- Work required -
Give the listing again character for character, but drop the images.

- Source records -

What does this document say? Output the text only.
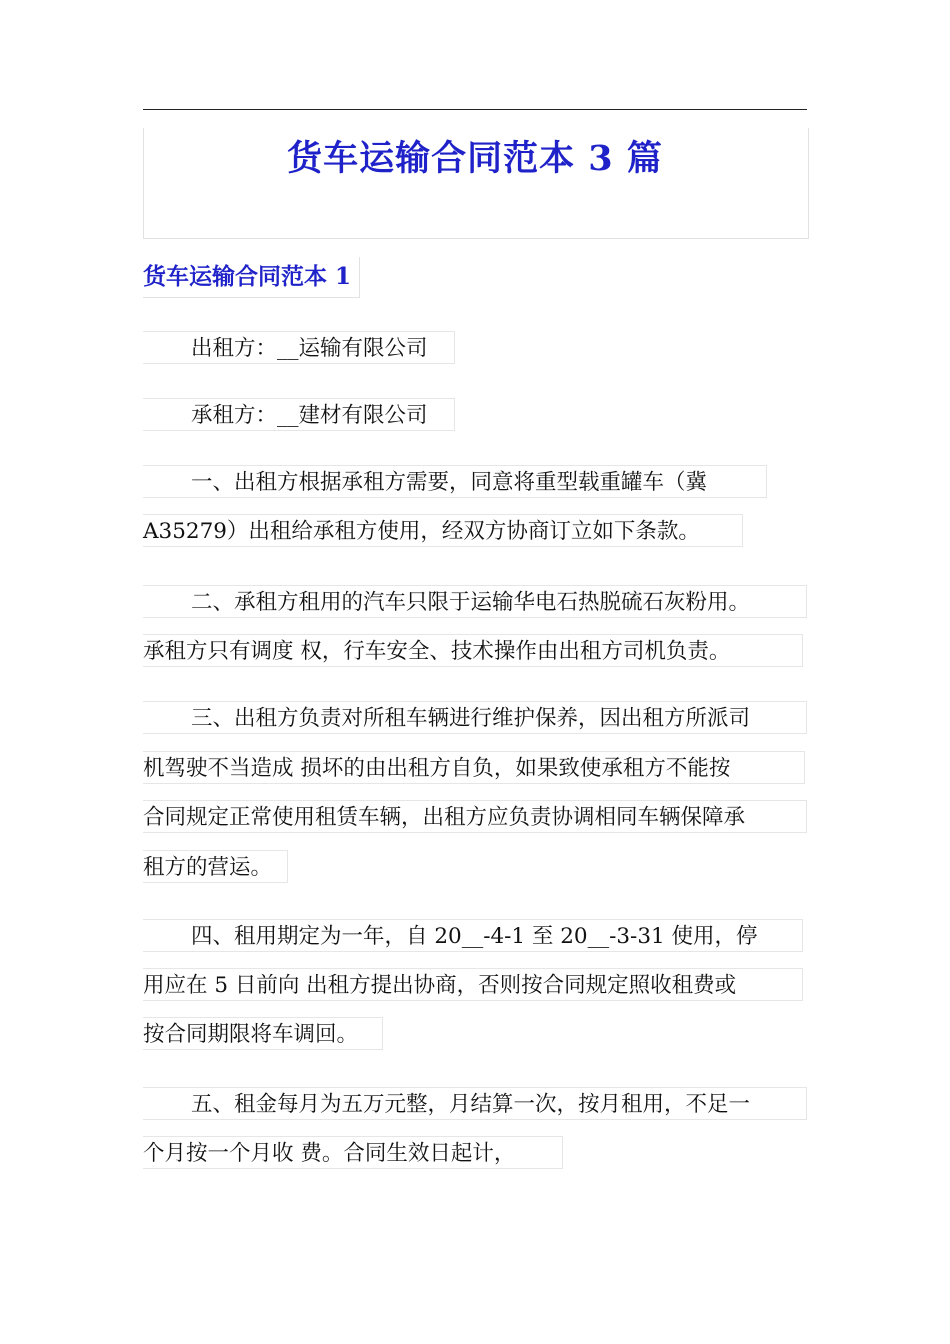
货车运输合同范本 3 篇
货车运输合同范本 1
出租方：__运输有限公司
承租方：__建材有限公司
一、出租方根据承租方需要，同意将重型载重罐车（冀
A35279）出租给承租方使用，经双方协商订立如下条款。
二、承租方租用的汽车只限于运输华电石热脱硫石灰粉用。
承租方只有调度 权，行车安全、技术操作由出租方司机负责。
三、出租方负责对所租车辆进行维护保养，因出租方所派司
机驾驶不当造成 损坏的由出租方自负，如果致使承租方不能按
合同规定正常使用租赁车辆，出租方应负责协调相同车辆保障承
租方的营运。
四、租用期定为一年，自 20__-4-1 至 20__-3-31 使用，停
用应在 5 日前向 出租方提出协商，否则按合同规定照收租费或
按合同期限将车调回。
五、租金每月为五万元整，月结算一次，按月租用，不足一
个月按一个月收 费。合同生效日起计，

- Expected answer -
What does this document say? Output the text only.
货车运输合同范本 3 篇
货车运输合同范本 1
出租方：__运输有限公司
承租方：__建材有限公司
一、出租方根据承租方需要，同意将重型载重罐车（冀
A35279）出租给承租方使用，经双方协商订立如下条款。
二、承租方租用的汽车只限于运输华电石热脱硫石灰粉用。
承租方只有调度 权，行车安全、技术操作由出租方司机负责。
三、出租方负责对所租车辆进行维护保养，因出租方所派司
机驾驶不当造成 损坏的由出租方自负，如果致使承租方不能按
合同规定正常使用租赁车辆，出租方应负责协调相同车辆保障承
租方的营运。
四、租用期定为一年，自 20__-4-1 至 20__-3-31 使用，停
用应在 5 日前向 出租方提出协商，否则按合同规定照收租费或
按合同期限将车调回。
五、租金每月为五万元整，月结算一次，按月租用，不足一
个月按一个月收 费。合同生效日起计，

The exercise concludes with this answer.